# [Textabschnitt]
☆ ☆ ☆ ☆ ☆
WEINBAUREGIONEN DER SCHWEIZ

Unbekannte Deutschschweiz

Text: Eva Zwahlen

Es ist paradox: Die Mehrheit der Schweizer Weinkonsumenten wohnt in der Deutschschweiz, kennt aber die Weine, die direkt vor ihrer Haustüre wachsen, schlecht. Das wollen wir mit einer kleinen Serie ändern. Der erste Teil stellt die Deutschschweiz als Ganzes vor.

Die Rebfläche der Deutschschweiz – manche sprechen etwas despektierlich von einem Flickenteppich, der sich über weite Teile des Landes zieht, andere von einem spannenden Mosaik – umfasst 2620 Hektar, was fast einem Fünftel der Schweizer Gesamtrebfläche von 14 793 Hektar entspricht. Damit liegt die Deutschschweiz hinter dem Wallis (4906 Hektar) und der Waadt (3771 Hektar) immerhin an dritter Stelle der Weinregionen, vor Genf und dem Tessin. Trotzdem herrscht meistens ratloses Schweigen, wenn man Konsumenten nach Weinen aus der Deutschschweiz fragt.

Kleinräumig und heterogen

Kein Wunder! Die Rebfläche liegt zersplittert in kleine und kleinste Anbaugebiete, verstreut vom Nordwesten (Basel) über die Innerschweiz und das Mittelland bis hin zur Ostschweiz, auf unterschiedlichen Terroirs, eingebettet in verschiedene Landschaften – oft an Flussläufen oder Seeufern, auf sanften Hügeln oder steilen Hängen. Von einer geografischen Einheit kann keine Rede sein. Diese kleinräumigen, heterogenen Strukturen sind kompliziert. Unverkennbar schweizerisch. Immerhin wurde der früher gebräuchliche, aber irreführende Name «Ostschweiz» für die Deutschschweizer Weinlandschaft in Pension geschickt. Unstimmigkeiten gibt es dafür noch bei Weingebieten, die auf der Sprachgrenze liegen. Offiziell zählen die Rebberge am Bielersee zur weingeografischen Westschweiz, was klima-,terroir- und sortenmässig Sinn macht, angesichts kultureller und sprachlicher Empfindlichkeiten allerdings von gewissen Winzern infrage gestellt wird. Durchaus möglich also, dass die Bielerseeregion in absehbarer Zukunft die Seiten wechselt.
☆ ☆ ☆ ☆ ☆
# [Einträge]
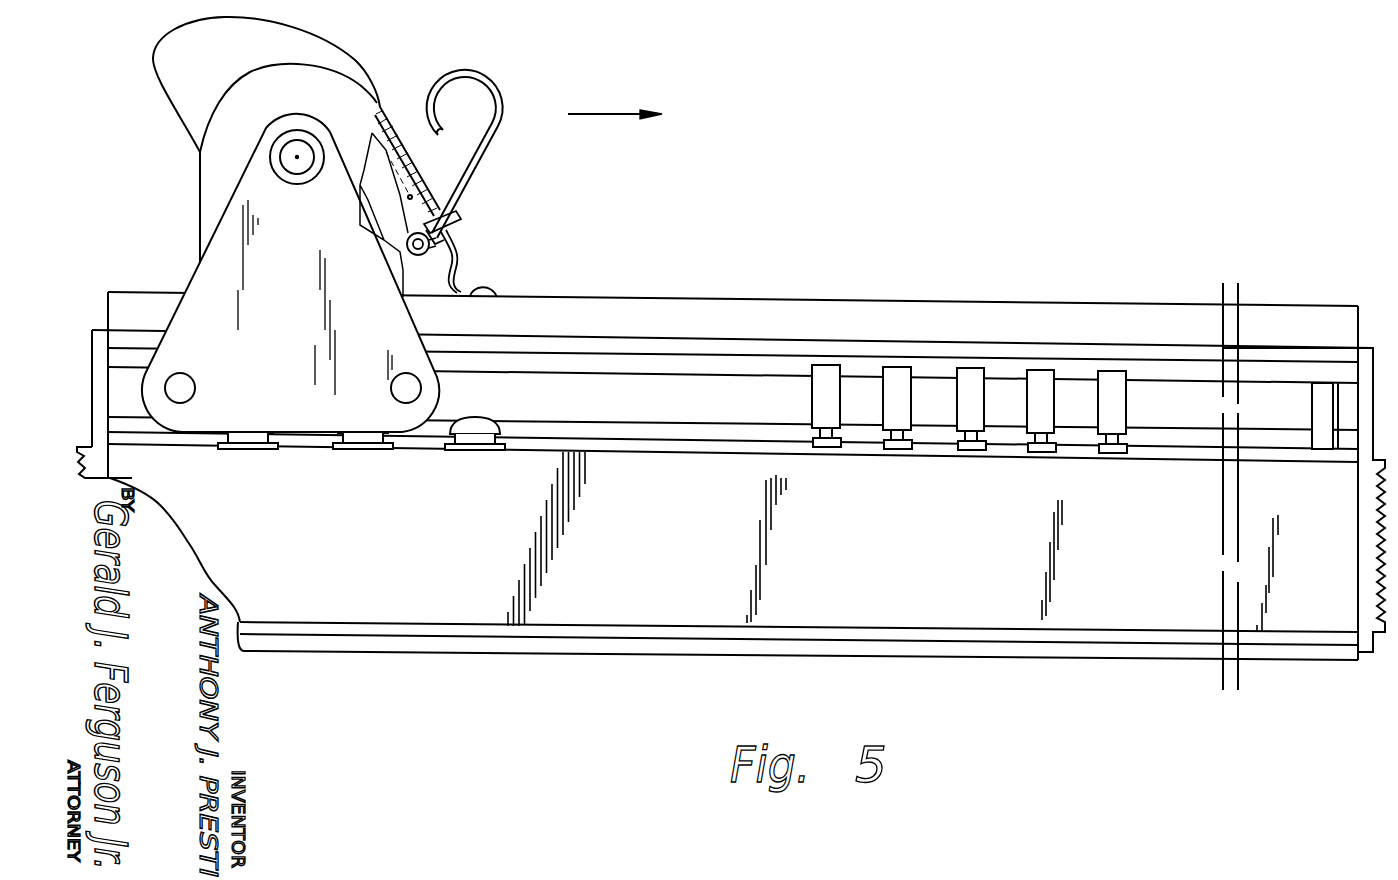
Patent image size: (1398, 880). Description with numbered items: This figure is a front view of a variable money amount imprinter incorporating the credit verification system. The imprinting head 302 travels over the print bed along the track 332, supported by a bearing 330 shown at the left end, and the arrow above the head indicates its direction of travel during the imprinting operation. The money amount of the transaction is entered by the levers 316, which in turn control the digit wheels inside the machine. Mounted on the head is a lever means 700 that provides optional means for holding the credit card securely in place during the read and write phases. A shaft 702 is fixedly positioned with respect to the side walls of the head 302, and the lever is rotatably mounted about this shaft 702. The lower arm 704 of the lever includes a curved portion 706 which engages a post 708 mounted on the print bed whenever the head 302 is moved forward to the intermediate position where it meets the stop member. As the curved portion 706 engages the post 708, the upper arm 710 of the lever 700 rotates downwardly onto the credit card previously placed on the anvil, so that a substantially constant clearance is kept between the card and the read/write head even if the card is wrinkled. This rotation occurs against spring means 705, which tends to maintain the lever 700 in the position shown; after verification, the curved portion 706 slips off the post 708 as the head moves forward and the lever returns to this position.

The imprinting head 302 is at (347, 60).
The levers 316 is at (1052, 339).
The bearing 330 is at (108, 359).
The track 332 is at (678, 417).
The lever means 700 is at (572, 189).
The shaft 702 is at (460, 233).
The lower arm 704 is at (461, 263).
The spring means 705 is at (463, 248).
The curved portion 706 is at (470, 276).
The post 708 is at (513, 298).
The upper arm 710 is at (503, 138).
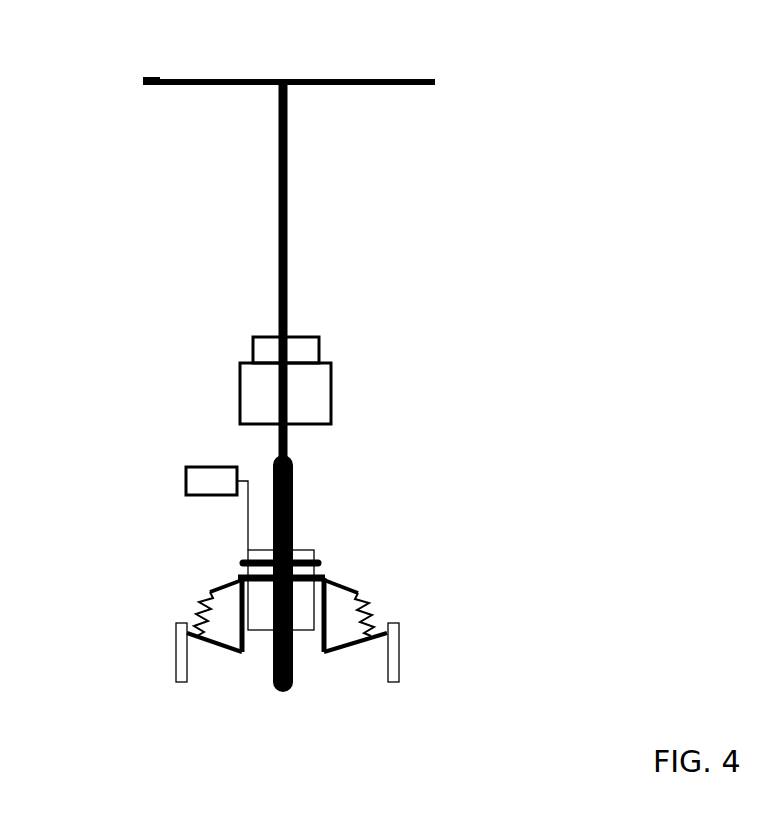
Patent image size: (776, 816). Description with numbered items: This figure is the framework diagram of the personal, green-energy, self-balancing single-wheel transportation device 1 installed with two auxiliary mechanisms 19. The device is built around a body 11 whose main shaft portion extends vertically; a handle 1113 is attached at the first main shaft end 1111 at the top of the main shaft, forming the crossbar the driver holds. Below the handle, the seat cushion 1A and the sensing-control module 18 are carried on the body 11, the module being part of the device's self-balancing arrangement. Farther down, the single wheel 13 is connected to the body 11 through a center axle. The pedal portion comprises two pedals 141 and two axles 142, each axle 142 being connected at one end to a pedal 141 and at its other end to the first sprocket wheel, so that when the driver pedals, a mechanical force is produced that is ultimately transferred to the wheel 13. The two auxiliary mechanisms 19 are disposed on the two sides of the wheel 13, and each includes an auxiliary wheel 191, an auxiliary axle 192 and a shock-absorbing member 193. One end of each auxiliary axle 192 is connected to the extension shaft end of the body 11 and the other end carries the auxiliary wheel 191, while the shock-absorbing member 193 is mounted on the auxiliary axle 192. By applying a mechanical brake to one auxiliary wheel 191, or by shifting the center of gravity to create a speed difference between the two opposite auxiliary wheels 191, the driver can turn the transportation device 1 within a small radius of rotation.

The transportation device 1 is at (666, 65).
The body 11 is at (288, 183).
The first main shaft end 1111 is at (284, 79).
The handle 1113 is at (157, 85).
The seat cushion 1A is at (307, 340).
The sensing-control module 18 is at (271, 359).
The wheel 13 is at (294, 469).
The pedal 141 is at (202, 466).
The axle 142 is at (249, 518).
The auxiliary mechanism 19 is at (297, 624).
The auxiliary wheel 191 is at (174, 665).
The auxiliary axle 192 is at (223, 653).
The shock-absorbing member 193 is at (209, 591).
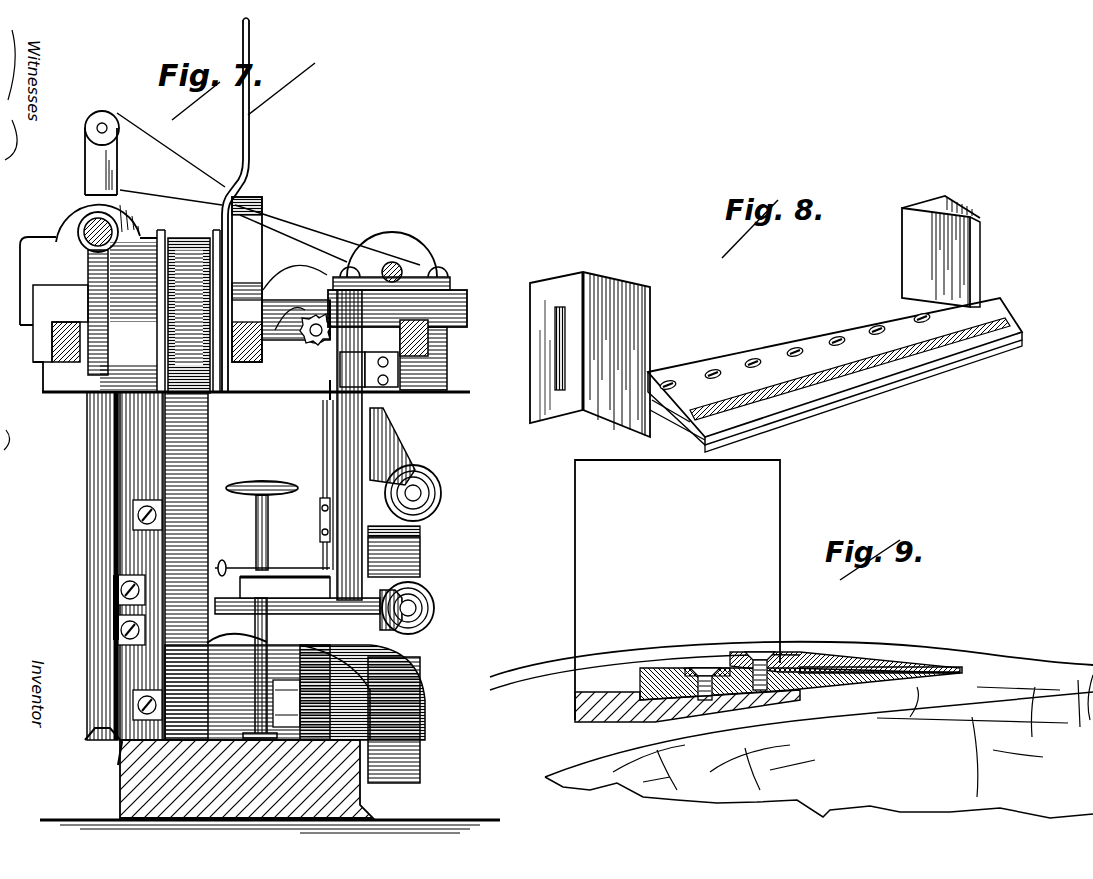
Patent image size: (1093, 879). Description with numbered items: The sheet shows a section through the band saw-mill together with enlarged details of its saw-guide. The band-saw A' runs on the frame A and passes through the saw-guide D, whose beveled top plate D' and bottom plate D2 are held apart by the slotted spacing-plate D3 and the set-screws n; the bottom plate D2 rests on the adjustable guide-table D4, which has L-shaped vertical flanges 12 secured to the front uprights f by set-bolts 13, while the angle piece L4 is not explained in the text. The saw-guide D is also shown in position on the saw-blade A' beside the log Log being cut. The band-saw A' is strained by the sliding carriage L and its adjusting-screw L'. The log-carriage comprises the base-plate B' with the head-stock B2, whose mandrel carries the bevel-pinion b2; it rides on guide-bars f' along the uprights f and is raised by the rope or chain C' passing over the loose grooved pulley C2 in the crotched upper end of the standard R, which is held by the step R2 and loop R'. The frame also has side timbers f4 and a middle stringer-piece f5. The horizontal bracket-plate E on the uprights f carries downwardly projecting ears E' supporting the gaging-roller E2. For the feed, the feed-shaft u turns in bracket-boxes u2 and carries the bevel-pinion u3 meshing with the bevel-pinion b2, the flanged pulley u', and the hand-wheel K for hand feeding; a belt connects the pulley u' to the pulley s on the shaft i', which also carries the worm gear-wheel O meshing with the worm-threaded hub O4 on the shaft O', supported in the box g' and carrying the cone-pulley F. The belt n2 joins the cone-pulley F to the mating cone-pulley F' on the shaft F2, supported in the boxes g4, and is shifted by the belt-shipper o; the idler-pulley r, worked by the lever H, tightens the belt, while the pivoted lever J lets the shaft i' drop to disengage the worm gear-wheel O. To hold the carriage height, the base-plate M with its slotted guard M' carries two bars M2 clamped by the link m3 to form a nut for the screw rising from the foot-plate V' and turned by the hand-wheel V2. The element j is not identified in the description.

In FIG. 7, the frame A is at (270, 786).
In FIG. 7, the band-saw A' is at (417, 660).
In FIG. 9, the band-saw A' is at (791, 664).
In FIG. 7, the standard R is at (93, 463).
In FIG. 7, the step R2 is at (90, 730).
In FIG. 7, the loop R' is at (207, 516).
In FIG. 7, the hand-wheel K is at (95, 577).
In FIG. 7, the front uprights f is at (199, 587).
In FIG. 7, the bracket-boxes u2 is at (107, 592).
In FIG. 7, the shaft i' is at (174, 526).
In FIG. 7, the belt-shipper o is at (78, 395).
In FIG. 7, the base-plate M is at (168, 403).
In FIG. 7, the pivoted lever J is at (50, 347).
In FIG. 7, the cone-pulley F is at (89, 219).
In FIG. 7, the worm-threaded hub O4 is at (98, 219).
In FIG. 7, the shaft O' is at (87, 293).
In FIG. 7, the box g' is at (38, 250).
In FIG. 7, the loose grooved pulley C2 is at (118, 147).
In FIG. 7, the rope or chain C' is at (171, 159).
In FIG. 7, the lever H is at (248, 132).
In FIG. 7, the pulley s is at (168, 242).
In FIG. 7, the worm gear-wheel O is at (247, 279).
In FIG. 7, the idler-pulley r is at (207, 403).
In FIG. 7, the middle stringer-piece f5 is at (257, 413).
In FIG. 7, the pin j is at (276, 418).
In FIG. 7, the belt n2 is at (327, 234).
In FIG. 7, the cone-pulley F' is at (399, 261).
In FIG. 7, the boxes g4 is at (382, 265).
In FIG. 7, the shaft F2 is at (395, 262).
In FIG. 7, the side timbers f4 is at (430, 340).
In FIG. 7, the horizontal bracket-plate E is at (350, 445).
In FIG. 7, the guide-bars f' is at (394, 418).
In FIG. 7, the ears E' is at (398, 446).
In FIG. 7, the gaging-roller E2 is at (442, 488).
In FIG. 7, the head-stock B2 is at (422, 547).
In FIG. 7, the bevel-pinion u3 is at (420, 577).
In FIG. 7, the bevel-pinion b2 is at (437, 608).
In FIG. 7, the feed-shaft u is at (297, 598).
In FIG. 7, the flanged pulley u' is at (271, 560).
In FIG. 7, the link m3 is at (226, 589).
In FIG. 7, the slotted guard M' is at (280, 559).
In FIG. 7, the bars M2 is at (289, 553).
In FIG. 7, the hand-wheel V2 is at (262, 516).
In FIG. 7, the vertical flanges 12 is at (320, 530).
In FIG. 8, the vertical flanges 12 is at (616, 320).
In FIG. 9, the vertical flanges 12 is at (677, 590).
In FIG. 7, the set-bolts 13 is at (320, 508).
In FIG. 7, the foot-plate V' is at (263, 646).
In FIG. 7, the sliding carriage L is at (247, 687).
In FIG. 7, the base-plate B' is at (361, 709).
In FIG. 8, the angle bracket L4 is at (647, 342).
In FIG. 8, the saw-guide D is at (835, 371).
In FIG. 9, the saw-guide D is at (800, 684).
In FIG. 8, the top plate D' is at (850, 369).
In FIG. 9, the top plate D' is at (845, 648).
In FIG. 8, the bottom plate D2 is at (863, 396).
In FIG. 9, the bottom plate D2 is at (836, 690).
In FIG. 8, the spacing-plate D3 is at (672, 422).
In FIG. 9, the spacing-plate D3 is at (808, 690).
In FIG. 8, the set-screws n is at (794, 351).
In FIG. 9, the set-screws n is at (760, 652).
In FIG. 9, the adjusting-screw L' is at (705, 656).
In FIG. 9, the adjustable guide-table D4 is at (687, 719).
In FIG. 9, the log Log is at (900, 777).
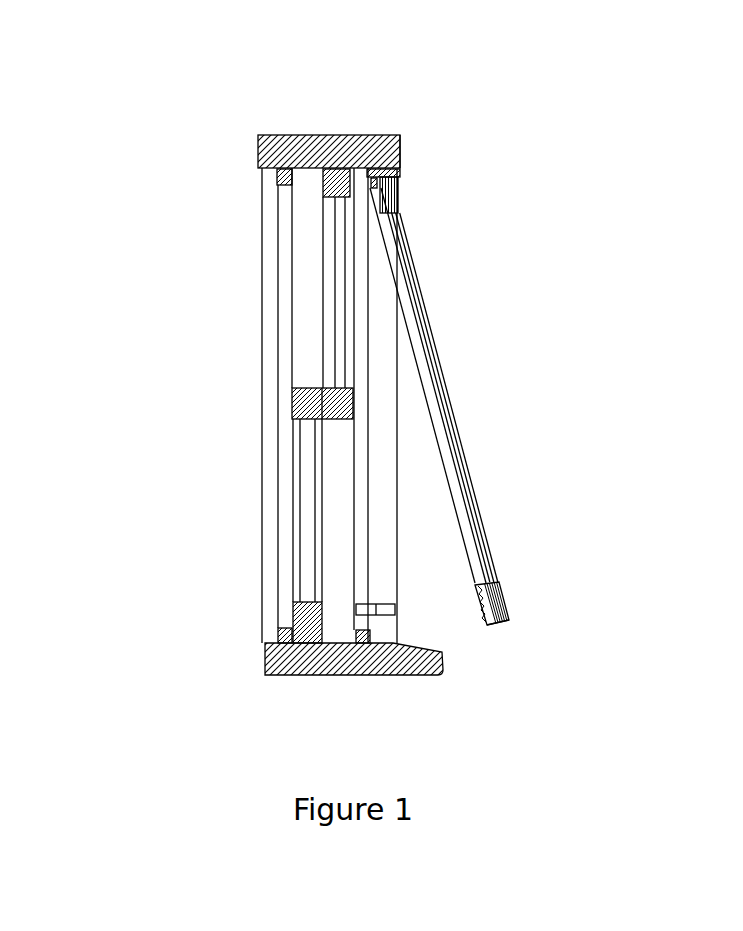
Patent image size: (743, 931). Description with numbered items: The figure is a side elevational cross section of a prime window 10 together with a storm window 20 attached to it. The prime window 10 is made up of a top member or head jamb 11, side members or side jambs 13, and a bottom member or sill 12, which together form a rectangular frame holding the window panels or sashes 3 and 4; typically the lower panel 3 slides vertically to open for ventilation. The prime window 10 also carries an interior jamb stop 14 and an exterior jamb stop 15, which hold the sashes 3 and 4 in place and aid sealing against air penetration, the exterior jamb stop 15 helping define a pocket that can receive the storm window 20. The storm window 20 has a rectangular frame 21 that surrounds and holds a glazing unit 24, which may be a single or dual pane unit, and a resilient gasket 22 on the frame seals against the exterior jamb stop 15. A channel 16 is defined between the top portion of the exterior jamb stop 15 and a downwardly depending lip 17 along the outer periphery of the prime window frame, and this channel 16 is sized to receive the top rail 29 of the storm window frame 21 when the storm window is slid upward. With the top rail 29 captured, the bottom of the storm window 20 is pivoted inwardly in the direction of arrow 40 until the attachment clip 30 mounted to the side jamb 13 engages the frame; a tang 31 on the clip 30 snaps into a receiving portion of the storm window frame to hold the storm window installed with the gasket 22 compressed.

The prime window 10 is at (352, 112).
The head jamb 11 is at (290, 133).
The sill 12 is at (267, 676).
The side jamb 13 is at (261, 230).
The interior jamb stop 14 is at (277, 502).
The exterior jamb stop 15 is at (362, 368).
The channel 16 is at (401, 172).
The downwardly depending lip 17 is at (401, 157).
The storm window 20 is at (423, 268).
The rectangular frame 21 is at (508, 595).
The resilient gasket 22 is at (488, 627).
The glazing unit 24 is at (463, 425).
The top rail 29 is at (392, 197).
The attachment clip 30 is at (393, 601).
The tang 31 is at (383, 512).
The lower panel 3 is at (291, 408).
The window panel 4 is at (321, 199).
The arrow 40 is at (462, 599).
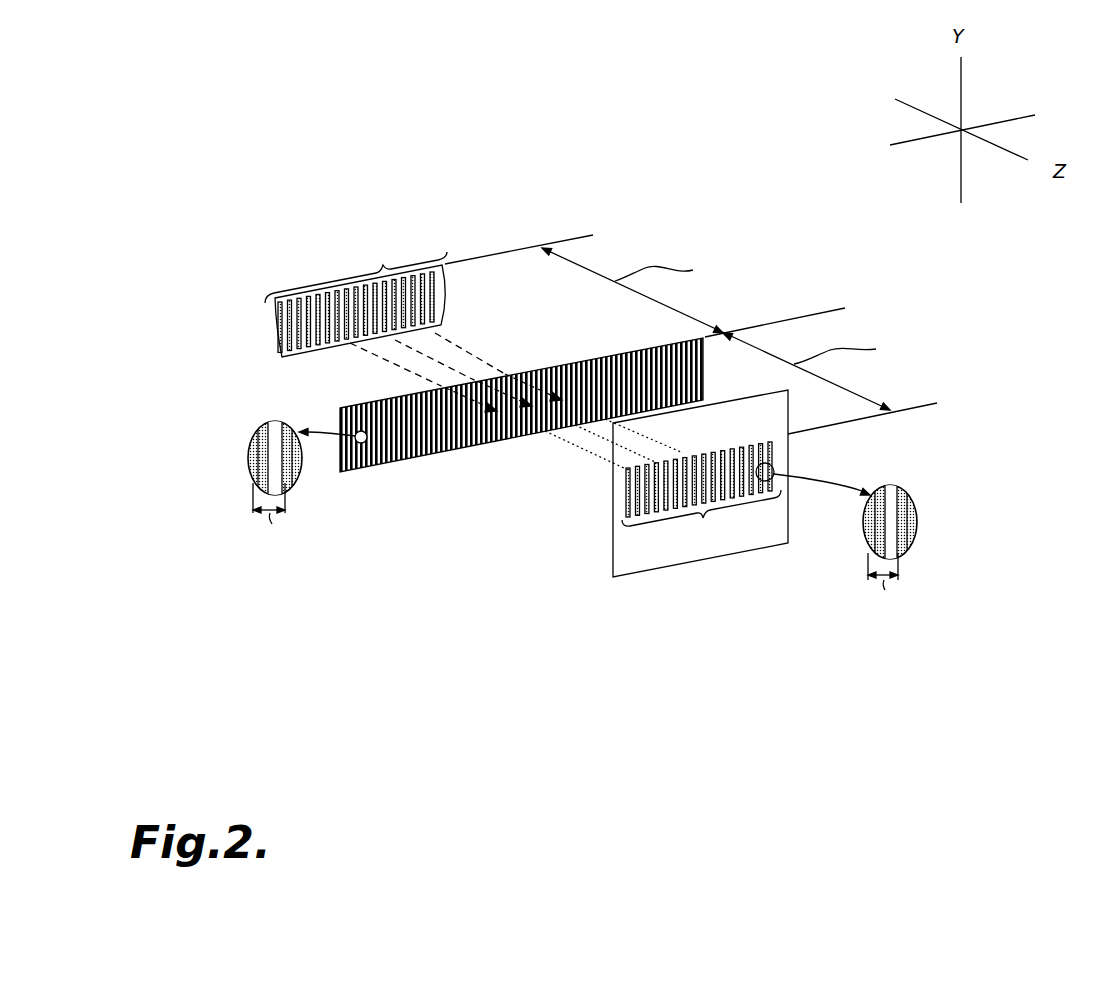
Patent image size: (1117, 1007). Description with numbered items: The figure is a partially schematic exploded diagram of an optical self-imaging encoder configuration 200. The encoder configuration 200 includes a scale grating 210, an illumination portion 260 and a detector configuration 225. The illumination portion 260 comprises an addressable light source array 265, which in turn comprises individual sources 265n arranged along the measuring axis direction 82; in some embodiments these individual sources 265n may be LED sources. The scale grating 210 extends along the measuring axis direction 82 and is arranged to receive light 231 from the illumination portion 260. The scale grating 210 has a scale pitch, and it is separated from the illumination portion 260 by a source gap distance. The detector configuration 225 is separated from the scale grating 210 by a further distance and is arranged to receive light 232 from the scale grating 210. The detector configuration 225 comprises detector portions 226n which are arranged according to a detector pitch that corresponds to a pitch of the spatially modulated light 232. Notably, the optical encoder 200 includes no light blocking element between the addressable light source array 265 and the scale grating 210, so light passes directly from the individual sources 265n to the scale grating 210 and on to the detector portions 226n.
☆ ☆ ☆ ☆ ☆
# [Aufgabenstellung]
Gib den Textabschnitt über die Weinregionen der Deutschschweiz wortgetreu wieder, und zwar alles von „Es ist paradox: Die“ bis hinunter zu „als Ganzes vor.“. Die Zeilen werden hier nicht benötigt.

# [Musterlösung]
Es ist paradox: Die Mehrheit der Schweizer Weinkonsumenten wohnt in der Deutschschweiz, kennt aber die Weine, die direkt vor ihrer Haustüre wachsen, schlecht. Das wollen wir mit einer kleinen Serie ändern. Der erste Teil stellt die Deutschschweiz als Ganzes vor.